>> START Input records

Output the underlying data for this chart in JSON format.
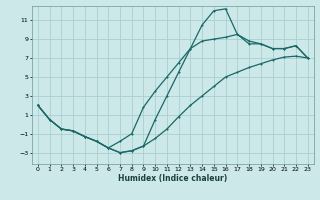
{
  "xlabel": "Humidex (Indice chaleur)",
  "bg_color": "#cce8e8",
  "grid_color": "#aacece",
  "line_color": "#1a6868",
  "xlim": [
    -0.5,
    23.5
  ],
  "ylim": [
    -4.2,
    12.5
  ],
  "xticks": [
    0,
    1,
    2,
    3,
    4,
    5,
    6,
    7,
    8,
    9,
    10,
    11,
    12,
    13,
    14,
    15,
    16,
    17,
    18,
    19,
    20,
    21,
    22,
    23
  ],
  "yticks": [
    -3,
    -1,
    1,
    3,
    5,
    7,
    9,
    11
  ],
  "curve1_x": [
    0,
    1,
    2,
    3,
    4,
    5,
    6,
    7,
    8,
    9,
    10,
    11,
    12,
    13,
    14,
    15,
    16,
    17,
    18,
    19,
    20,
    21,
    22,
    23
  ],
  "curve1_y": [
    2.0,
    0.5,
    -0.5,
    -0.7,
    -1.3,
    -1.8,
    -2.5,
    -3.0,
    -2.8,
    -2.3,
    -1.5,
    -0.5,
    0.8,
    2.0,
    3.0,
    4.0,
    5.0,
    5.5,
    6.0,
    6.4,
    6.8,
    7.1,
    7.2,
    7.0
  ],
  "curve2_x": [
    0,
    1,
    2,
    3,
    4,
    5,
    6,
    7,
    8,
    9,
    10,
    11,
    12,
    13,
    14,
    15,
    16,
    17,
    18,
    19,
    20,
    21,
    22,
    23
  ],
  "curve2_y": [
    2.0,
    0.5,
    -0.5,
    -0.7,
    -1.3,
    -1.8,
    -2.5,
    -3.0,
    -2.8,
    -2.3,
    0.5,
    3.0,
    5.5,
    8.0,
    10.5,
    12.0,
    12.2,
    9.5,
    8.5,
    8.5,
    8.0,
    8.0,
    8.3,
    7.0
  ],
  "curve3_x": [
    0,
    1,
    2,
    3,
    4,
    5,
    6,
    7,
    8,
    9,
    10,
    11,
    12,
    13,
    14,
    15,
    16,
    17,
    18,
    19,
    20,
    21,
    22,
    23
  ],
  "curve3_y": [
    2.0,
    0.5,
    -0.5,
    -0.7,
    -1.3,
    -1.8,
    -2.5,
    -1.8,
    -1.0,
    1.8,
    3.5,
    5.0,
    6.5,
    8.0,
    8.8,
    9.0,
    9.2,
    9.5,
    8.8,
    8.5,
    8.0,
    8.0,
    8.3,
    7.0
  ]
}
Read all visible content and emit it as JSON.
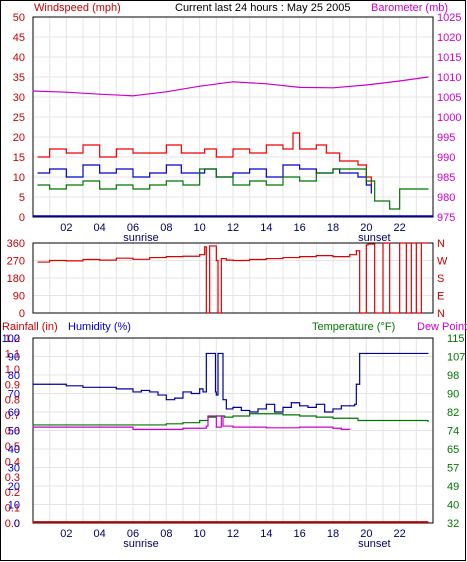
{
  "chart_data": [
    {
      "type": "line",
      "header": {
        "left": "Windspeed (mph)",
        "center": "Current last 24 hours : May 25 2005",
        "right": "Barometer (mb)"
      },
      "x_ticks": [
        "02",
        "04",
        "06",
        "08",
        "10",
        "12",
        "14",
        "16",
        "18",
        "20",
        "22"
      ],
      "x_sublabels": [
        {
          "hour": 6,
          "text": "sunrise"
        },
        {
          "hour": 20,
          "text": "sunset"
        }
      ],
      "y_left": {
        "ticks": [
          "0",
          "5",
          "10",
          "15",
          "20",
          "25",
          "30",
          "35",
          "40",
          "45",
          "50"
        ],
        "ylim": [
          0,
          50
        ],
        "color": "#cc0000"
      },
      "y_right": {
        "ticks": [
          "975",
          "980",
          "985",
          "990",
          "995",
          "1000",
          "1005",
          "1010",
          "1015",
          "1020",
          "1025"
        ],
        "ylim": [
          975,
          1025
        ],
        "color": "#cc00cc"
      },
      "xlim": [
        0,
        24
      ],
      "series": [
        {
          "role": "barometer",
          "color": "#cc00cc",
          "axis": "right",
          "x": [
            0,
            2,
            4,
            6,
            8,
            10,
            12,
            14,
            16,
            18,
            20,
            22,
            23.7
          ],
          "values": [
            1006.5,
            1006.2,
            1005.7,
            1005.3,
            1006.3,
            1007.7,
            1008.8,
            1008.3,
            1007.4,
            1007.3,
            1008.0,
            1009.0,
            1010.0
          ]
        },
        {
          "role": "gust",
          "color": "#ee0000",
          "axis": "left",
          "x": [
            0.3,
            1,
            2,
            3,
            4,
            5,
            6,
            7,
            8,
            8.9,
            10.3,
            11,
            12,
            13,
            14,
            15,
            15.6,
            16,
            17,
            17.6,
            18.4,
            19.5,
            20,
            20.3
          ],
          "values": [
            15,
            17,
            16,
            18,
            15,
            17,
            16,
            16,
            18,
            16,
            17,
            15,
            17,
            16,
            18,
            17,
            21,
            17,
            18,
            16,
            14,
            13,
            10,
            8
          ]
        },
        {
          "role": "average",
          "color": "#0000cc",
          "axis": "left",
          "x": [
            0.3,
            1,
            2,
            3,
            4,
            5,
            6,
            7,
            8,
            8.9,
            10.3,
            11,
            12,
            13,
            14,
            15,
            16,
            17,
            18,
            18.4,
            19.5,
            20,
            20.3
          ],
          "values": [
            11,
            12,
            10,
            13,
            11,
            12,
            10,
            11,
            13,
            11,
            12,
            10,
            11,
            12,
            10,
            13,
            12,
            11,
            12,
            11,
            10,
            8,
            6
          ]
        },
        {
          "role": "low",
          "color": "#007700",
          "axis": "left",
          "x": [
            0.3,
            1,
            2,
            3,
            4,
            5,
            6,
            7,
            8,
            9,
            10,
            11,
            12,
            13,
            14,
            15,
            16,
            17,
            18,
            19,
            19.5,
            20,
            20.5,
            21,
            21.4,
            22,
            23.7
          ],
          "values": [
            8,
            7,
            8,
            9,
            7,
            8,
            7,
            8,
            9,
            8,
            12,
            10,
            8,
            9,
            8,
            10,
            9,
            11,
            12,
            12,
            12,
            9,
            4,
            4,
            2,
            7,
            7
          ]
        }
      ]
    },
    {
      "type": "line",
      "y_left": {
        "ticks": [
          "0",
          "90",
          "180",
          "270",
          "360"
        ],
        "ylim": [
          0,
          360
        ],
        "color": "#cc0000"
      },
      "y_right": {
        "ticks": [
          "N",
          "E",
          "S",
          "W",
          "N"
        ],
        "color": "#cc0000"
      },
      "xlim": [
        0,
        24
      ],
      "series": [
        {
          "role": "wind direction",
          "color": "#dd0000",
          "x": [
            0.3,
            1,
            2,
            3,
            4,
            5,
            6,
            7,
            8,
            9,
            10,
            10.3,
            10.4,
            10.5,
            10.6,
            11,
            11.1,
            11.2,
            11.3,
            11.6,
            12,
            13,
            14,
            15,
            16,
            17,
            18,
            19,
            19.4,
            19.6,
            19.7,
            20,
            20.1,
            20.5,
            21,
            21.1,
            21.4,
            21.6,
            22,
            22.4,
            22.7,
            23,
            23.3,
            23.7
          ],
          "values": [
            262,
            270,
            268,
            275,
            272,
            282,
            276,
            285,
            290,
            292,
            300,
            340,
            0,
            0,
            345,
            270,
            0,
            0,
            280,
            272,
            270,
            275,
            280,
            285,
            290,
            295,
            290,
            300,
            320,
            0,
            0,
            350,
            355,
            0,
            360,
            360,
            0,
            0,
            360,
            0,
            360,
            0,
            360,
            360
          ]
        }
      ]
    },
    {
      "type": "line",
      "header": {
        "left1": "Rainfall (in)",
        "left2": "Humidity (%)",
        "right1": "Temperature (°F)",
        "right2": "Dew Point"
      },
      "x_ticks": [
        "02",
        "04",
        "06",
        "08",
        "10",
        "12",
        "14",
        "16",
        "18",
        "20",
        "22"
      ],
      "x_sublabels": [
        {
          "hour": 6,
          "text": "sunrise"
        },
        {
          "hour": 20,
          "text": "sunset"
        }
      ],
      "y_rain": {
        "ticks": [
          "0.0",
          "0.1",
          "0.2",
          "0.3",
          "0.4",
          "0.5",
          "0.6",
          "0.7",
          "0.8",
          "0.9",
          "1.0",
          "1.1",
          "1.2"
        ],
        "ylim": [
          0,
          1.2
        ],
        "color": "#cc0000"
      },
      "y_humidity": {
        "ticks": [
          "0",
          "10",
          "20",
          "30",
          "40",
          "50",
          "60",
          "70",
          "80",
          "90",
          "100"
        ],
        "ylim": [
          0,
          120
        ],
        "color": "#0000cc"
      },
      "y_temp": {
        "ticks": [
          "32",
          "40",
          "49",
          "57",
          "65",
          "74",
          "82",
          "90",
          "98",
          "107",
          "115"
        ],
        "ylim": [
          32,
          115
        ],
        "color": "#007700"
      },
      "xlim": [
        0,
        24
      ],
      "series": [
        {
          "role": "humidity",
          "color": "#00009a",
          "axis": "humidity",
          "x": [
            0,
            1,
            2,
            3,
            4,
            5,
            6,
            6.5,
            7,
            7.5,
            8,
            8.5,
            9,
            9.5,
            10,
            10.2,
            10.35,
            10.4,
            10.9,
            10.95,
            11,
            11.1,
            11.35,
            11.4,
            11.6,
            12,
            12.5,
            13,
            13.5,
            14,
            14.5,
            15,
            15.5,
            16,
            16.5,
            17,
            17.5,
            18,
            18.5,
            19,
            19.3,
            19.4,
            19.6,
            20,
            22,
            23.7
          ],
          "values": [
            90,
            90,
            89,
            88,
            88,
            87,
            85,
            86,
            85,
            83,
            80,
            81,
            85,
            84,
            87,
            85,
            85,
            110,
            110,
            85,
            83,
            110,
            110,
            80,
            74,
            75,
            73,
            72,
            74,
            77,
            72,
            75,
            78,
            76,
            75,
            77,
            72,
            74,
            76,
            76,
            77,
            90,
            110,
            110,
            110,
            110
          ]
        },
        {
          "role": "temperature",
          "color": "#007700",
          "axis": "temp",
          "x": [
            0,
            2,
            4,
            6,
            8,
            9,
            10,
            10.5,
            11,
            11.5,
            12,
            13,
            14,
            15,
            16,
            17,
            18,
            19,
            19.5,
            20,
            22,
            23.7
          ],
          "values": [
            76,
            76,
            76,
            76,
            76.5,
            77,
            78,
            79.5,
            80,
            79.5,
            80,
            81,
            81,
            80.5,
            80,
            79.5,
            79,
            79,
            78,
            78,
            78,
            77.5
          ]
        },
        {
          "role": "dew point",
          "color": "#cc00cc",
          "axis": "temp",
          "x": [
            0,
            2,
            4,
            6,
            8,
            9,
            10,
            10.4,
            10.5,
            10.9,
            11,
            11.3,
            11.4,
            12,
            14,
            16,
            18,
            18.5,
            19
          ],
          "values": [
            75,
            75,
            75,
            74,
            74,
            74.5,
            74.5,
            75.5,
            80,
            80,
            75,
            80,
            75.5,
            75,
            74.7,
            75,
            74.5,
            74,
            74
          ]
        },
        {
          "role": "rainfall",
          "color": "#cc0000",
          "axis": "rain",
          "x": [
            0,
            23.7
          ],
          "values": [
            0,
            0
          ]
        }
      ]
    }
  ]
}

>> END Input records

§ Stated problem: Only lines that contain the word "JSON" are wanted; copy each of them.

§ Reply to the exercise:
Output the underlying data for this chart in JSON format.
Read all visible content and emit it as JSON.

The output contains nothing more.